Data entries
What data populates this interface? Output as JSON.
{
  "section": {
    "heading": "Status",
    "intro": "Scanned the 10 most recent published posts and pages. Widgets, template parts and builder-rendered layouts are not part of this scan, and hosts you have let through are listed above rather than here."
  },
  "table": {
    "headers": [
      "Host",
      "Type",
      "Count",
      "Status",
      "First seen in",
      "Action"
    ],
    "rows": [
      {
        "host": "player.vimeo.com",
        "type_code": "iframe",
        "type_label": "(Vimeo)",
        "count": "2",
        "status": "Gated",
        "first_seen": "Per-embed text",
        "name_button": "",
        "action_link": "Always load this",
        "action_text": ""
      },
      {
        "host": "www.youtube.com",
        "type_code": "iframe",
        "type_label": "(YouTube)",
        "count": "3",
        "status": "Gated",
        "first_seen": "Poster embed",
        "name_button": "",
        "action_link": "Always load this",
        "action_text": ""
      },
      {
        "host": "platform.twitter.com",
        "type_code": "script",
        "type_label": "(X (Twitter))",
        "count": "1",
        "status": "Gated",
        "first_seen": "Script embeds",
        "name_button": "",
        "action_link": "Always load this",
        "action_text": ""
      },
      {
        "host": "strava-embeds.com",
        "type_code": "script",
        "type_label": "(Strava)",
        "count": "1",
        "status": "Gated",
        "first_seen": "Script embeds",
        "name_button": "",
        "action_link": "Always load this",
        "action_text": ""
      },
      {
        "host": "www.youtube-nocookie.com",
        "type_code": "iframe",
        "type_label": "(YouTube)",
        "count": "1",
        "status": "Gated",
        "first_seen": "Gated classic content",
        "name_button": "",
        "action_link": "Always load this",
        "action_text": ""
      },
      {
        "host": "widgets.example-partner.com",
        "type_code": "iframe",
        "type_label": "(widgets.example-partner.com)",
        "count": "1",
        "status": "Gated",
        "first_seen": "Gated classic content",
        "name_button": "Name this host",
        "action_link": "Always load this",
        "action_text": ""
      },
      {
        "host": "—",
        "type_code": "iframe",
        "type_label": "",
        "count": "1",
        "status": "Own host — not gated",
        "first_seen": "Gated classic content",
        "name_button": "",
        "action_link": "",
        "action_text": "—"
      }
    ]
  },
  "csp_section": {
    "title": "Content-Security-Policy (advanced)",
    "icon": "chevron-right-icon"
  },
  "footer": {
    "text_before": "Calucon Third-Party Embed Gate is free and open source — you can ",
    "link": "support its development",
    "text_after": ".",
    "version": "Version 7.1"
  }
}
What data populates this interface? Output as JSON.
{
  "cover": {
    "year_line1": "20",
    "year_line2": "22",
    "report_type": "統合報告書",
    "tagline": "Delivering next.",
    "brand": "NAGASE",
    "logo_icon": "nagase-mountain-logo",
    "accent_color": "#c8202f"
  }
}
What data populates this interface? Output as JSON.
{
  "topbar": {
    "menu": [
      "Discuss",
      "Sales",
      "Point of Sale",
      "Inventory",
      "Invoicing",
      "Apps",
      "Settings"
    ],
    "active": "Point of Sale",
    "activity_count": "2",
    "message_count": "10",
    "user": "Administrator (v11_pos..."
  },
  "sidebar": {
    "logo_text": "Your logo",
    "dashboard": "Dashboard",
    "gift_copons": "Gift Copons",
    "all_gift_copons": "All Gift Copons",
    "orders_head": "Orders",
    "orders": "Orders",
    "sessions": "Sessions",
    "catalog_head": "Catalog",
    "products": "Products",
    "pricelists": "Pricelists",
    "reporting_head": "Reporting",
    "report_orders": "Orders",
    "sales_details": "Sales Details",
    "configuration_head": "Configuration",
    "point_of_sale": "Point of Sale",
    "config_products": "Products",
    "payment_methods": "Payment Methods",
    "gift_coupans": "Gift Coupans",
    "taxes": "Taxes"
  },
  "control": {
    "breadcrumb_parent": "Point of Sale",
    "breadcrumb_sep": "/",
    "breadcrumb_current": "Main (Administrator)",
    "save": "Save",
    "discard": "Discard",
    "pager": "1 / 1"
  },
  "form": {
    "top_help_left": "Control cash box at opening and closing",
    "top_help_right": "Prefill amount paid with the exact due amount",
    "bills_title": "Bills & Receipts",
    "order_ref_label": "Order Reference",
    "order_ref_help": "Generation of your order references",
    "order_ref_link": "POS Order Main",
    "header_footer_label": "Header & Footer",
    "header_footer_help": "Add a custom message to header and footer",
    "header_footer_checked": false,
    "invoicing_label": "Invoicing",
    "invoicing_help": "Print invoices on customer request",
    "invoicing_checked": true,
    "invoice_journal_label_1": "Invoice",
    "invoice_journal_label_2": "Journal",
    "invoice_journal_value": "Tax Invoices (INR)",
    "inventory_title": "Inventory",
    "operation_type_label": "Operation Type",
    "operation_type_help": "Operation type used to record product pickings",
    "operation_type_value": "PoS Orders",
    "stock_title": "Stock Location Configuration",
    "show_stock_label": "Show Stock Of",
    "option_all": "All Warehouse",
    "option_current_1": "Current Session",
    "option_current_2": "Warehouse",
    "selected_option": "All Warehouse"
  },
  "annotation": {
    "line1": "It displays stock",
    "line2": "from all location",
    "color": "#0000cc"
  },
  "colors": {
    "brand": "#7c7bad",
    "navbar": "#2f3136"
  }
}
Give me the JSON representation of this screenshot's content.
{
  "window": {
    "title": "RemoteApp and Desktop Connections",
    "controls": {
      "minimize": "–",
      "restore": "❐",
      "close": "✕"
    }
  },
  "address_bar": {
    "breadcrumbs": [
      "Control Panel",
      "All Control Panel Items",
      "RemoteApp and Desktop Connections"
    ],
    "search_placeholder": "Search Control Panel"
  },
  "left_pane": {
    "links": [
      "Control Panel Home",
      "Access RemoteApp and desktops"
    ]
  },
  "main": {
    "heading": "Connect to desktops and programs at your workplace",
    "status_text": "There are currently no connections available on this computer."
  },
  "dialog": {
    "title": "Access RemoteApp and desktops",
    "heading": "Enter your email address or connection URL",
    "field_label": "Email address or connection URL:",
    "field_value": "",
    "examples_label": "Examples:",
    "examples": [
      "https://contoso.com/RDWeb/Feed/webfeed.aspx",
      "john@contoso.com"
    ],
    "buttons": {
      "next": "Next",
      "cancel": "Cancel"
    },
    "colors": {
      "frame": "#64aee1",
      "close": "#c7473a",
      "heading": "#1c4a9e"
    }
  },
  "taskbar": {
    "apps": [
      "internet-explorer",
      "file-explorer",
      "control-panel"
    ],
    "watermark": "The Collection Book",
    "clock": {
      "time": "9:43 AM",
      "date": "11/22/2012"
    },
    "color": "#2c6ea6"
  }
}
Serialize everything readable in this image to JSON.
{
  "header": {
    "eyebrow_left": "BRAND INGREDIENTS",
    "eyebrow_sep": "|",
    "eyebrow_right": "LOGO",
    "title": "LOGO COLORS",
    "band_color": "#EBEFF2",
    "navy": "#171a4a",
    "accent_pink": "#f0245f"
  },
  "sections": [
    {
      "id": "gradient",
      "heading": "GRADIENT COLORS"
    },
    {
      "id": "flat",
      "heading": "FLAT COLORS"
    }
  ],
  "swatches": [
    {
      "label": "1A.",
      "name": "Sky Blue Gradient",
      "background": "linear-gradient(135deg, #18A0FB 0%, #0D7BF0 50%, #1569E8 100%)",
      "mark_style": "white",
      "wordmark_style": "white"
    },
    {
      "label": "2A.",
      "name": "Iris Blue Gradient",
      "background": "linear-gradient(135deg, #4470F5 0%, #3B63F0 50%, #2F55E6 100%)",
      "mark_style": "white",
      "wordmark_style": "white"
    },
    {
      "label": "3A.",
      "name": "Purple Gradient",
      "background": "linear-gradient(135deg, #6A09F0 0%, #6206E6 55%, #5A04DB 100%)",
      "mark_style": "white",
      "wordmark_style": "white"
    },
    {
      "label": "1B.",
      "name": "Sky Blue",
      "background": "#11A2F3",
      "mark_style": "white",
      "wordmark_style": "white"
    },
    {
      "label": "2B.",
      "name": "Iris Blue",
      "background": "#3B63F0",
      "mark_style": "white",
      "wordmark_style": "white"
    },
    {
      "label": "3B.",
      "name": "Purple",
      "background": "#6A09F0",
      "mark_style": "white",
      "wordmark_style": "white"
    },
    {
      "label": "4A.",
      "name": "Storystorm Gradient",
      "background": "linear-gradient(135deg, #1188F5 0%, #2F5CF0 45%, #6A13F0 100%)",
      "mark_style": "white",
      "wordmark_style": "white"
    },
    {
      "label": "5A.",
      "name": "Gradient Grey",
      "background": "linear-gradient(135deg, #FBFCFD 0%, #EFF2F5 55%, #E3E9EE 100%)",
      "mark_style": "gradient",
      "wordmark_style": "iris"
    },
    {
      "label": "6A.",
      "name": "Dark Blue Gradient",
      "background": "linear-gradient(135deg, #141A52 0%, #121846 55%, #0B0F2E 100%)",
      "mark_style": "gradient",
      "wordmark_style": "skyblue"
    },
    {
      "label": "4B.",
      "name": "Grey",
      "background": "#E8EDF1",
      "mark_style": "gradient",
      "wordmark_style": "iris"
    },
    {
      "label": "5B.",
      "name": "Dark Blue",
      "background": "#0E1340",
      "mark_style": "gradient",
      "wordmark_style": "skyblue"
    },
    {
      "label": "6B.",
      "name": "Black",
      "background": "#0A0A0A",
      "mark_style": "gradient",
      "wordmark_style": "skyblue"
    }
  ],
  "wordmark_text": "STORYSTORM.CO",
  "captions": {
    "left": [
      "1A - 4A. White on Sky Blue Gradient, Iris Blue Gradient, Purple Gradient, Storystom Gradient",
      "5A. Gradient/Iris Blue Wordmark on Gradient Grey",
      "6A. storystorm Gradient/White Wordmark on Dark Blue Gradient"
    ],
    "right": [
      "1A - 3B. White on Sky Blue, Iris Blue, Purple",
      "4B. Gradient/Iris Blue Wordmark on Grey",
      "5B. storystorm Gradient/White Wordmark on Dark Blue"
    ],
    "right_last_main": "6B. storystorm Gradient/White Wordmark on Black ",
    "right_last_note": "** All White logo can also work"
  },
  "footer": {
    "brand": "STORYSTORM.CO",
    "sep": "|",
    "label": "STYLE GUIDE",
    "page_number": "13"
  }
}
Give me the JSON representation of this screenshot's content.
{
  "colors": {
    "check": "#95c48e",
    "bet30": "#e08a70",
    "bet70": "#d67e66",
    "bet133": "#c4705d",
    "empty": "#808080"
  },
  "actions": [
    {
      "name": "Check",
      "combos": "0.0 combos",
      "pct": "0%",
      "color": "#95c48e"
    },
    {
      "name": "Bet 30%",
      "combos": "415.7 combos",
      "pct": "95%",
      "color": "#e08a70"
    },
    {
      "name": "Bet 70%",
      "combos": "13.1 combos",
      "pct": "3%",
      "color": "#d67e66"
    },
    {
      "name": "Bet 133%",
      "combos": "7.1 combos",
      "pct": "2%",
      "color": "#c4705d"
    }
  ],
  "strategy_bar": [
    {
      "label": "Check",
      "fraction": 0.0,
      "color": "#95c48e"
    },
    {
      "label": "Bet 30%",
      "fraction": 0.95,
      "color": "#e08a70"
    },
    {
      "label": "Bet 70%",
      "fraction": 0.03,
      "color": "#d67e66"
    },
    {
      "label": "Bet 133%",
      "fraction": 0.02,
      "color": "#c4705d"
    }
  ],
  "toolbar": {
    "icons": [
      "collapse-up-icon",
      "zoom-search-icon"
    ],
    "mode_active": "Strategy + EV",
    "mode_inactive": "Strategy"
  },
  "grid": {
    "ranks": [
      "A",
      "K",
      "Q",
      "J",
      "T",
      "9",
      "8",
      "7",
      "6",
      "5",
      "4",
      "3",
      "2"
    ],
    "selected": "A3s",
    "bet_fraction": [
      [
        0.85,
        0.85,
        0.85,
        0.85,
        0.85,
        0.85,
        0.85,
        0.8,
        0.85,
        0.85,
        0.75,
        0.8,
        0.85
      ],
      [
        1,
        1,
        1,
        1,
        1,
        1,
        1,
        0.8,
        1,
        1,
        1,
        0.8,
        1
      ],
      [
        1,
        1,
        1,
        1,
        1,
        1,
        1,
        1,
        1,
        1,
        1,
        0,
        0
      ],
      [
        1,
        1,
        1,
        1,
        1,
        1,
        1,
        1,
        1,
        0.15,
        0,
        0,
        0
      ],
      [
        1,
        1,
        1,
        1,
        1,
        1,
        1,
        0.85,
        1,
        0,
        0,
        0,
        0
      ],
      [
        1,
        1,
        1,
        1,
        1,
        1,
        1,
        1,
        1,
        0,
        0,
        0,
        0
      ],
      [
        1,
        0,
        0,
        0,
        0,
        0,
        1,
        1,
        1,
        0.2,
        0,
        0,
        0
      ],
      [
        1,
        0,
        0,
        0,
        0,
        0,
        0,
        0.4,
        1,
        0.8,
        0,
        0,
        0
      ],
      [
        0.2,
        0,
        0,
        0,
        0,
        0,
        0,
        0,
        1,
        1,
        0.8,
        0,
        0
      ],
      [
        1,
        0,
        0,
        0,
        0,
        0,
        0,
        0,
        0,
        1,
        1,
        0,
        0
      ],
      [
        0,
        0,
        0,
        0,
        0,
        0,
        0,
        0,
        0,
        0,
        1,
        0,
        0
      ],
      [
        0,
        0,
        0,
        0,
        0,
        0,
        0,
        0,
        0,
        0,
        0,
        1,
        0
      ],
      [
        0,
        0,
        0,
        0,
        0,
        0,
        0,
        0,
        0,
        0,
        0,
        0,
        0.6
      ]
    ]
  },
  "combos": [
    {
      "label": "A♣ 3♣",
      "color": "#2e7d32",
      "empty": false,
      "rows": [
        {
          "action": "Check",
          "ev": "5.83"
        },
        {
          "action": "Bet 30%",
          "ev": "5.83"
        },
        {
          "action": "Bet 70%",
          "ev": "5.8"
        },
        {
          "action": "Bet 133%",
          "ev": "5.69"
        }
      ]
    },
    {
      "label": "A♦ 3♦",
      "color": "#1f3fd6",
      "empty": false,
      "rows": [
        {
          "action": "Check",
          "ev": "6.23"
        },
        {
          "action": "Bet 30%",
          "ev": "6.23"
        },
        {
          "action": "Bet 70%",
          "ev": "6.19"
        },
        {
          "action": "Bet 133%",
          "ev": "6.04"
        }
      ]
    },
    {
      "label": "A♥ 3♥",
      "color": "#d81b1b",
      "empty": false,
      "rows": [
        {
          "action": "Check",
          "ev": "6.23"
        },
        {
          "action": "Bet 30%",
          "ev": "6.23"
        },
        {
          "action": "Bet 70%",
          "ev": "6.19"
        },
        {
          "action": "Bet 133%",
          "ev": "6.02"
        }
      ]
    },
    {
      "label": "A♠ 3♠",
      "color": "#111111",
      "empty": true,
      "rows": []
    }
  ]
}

What is expected —
Copy out every line of the data that includes "background".

Solution to this task —
      "background": "linear-gradient(135deg, #18A0FB 0%, #0D7BF0 50%, #1569E8 100%)",
      "background": "linear-gradient(135deg, #4470F5 0%, #3B63F0 50%, #2F55E6 100%)",
      "background": "linear-gradient(135deg, #6A09F0 0%, #6206E6 55%, #5A04DB 100%)",
      "background": "#11A2F3",
      "background": "#3B63F0",
      "background": "#6A09F0",
      "background": "linear-gradient(135deg, #1188F5 0%, #2F5CF0 45%, #6A13F0 100%)",
      "background": "linear-gradient(135deg, #FBFCFD 0%, #EFF2F5 55%, #E3E9EE 100%)",
      "background": "linear-gradient(135deg, #141A52 0%, #121846 55%, #0B0F2E 100%)",
      "background": "#E8EDF1",
      "background": "#0E1340",
      "background": "#0A0A0A",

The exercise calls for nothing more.